■ DATA ■
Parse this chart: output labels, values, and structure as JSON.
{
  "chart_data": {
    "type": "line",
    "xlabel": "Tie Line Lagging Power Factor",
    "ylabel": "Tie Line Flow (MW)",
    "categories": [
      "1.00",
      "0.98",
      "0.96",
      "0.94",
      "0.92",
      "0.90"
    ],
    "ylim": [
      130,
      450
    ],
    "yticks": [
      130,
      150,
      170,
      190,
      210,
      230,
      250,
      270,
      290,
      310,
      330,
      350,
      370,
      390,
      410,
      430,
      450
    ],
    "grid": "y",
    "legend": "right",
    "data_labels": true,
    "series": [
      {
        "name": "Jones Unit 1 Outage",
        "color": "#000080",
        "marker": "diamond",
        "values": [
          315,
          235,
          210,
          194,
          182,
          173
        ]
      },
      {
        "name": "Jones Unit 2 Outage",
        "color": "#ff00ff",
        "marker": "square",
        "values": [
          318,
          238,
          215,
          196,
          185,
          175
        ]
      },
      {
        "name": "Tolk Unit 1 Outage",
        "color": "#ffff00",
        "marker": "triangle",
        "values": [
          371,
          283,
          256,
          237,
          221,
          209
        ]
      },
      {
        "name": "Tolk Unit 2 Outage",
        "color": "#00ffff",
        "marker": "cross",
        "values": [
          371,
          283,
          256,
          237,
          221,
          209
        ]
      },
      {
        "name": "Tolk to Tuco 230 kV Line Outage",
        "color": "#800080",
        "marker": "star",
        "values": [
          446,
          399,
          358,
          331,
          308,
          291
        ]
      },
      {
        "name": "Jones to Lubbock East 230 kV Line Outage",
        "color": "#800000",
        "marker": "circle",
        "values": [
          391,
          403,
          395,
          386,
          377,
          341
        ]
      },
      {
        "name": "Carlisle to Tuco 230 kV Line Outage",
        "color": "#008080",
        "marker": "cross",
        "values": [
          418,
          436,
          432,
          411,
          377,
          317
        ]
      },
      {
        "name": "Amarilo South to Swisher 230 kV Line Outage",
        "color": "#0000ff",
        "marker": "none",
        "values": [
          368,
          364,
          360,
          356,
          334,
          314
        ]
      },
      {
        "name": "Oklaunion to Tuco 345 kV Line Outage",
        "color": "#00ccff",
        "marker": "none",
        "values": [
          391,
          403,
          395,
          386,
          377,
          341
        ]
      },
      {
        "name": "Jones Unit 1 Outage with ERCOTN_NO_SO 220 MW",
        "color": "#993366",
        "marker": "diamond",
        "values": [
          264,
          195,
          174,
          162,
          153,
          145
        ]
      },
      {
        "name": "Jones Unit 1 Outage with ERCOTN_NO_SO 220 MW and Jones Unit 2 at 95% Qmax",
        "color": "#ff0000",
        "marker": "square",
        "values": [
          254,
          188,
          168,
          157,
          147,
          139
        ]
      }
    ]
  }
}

■ EXERCISE DETAILS ■
Select every line above that contains the word "Tolk", and copy it.

■ RESPONSE TO THIS TASK ■
        "name": "Tolk Unit 1 Outage",
        "name": "Tolk Unit 2 Outage",
        "name": "Tolk to Tuco 230 kV Line Outage",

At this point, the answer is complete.